* begin DATA SHOWN *

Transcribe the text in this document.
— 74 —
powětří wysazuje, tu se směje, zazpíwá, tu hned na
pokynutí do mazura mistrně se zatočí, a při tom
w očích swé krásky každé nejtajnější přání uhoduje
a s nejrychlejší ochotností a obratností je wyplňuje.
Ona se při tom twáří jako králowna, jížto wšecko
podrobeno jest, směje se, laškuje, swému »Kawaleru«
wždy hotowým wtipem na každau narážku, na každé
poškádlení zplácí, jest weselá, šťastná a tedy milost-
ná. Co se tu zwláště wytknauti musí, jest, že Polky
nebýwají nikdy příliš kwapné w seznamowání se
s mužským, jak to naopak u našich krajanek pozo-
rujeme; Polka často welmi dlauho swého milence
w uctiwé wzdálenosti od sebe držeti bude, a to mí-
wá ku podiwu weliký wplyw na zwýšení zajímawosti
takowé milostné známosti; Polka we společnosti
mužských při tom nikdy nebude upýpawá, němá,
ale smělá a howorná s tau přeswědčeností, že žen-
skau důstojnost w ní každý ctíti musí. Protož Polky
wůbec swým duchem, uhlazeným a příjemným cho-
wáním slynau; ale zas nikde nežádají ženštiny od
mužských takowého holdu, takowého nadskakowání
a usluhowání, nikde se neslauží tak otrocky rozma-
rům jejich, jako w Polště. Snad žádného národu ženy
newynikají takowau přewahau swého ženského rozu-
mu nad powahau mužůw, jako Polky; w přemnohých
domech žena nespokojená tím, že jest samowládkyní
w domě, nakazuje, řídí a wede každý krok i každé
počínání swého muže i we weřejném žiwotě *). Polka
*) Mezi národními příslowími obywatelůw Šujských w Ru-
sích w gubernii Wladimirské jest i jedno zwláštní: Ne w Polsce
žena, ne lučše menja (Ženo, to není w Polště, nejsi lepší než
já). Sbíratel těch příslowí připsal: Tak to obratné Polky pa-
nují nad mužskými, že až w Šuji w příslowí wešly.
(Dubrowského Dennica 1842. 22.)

* end DATA SHOWN *

Identify the lines that contain the string "každý", and copy every one of them.

• [ANSWER FOR THIS EXERCISE]
skau důstojnost w ní každý ctíti musí. Protož Polky
w domě, nakazuje, řídí a wede každý krok i každé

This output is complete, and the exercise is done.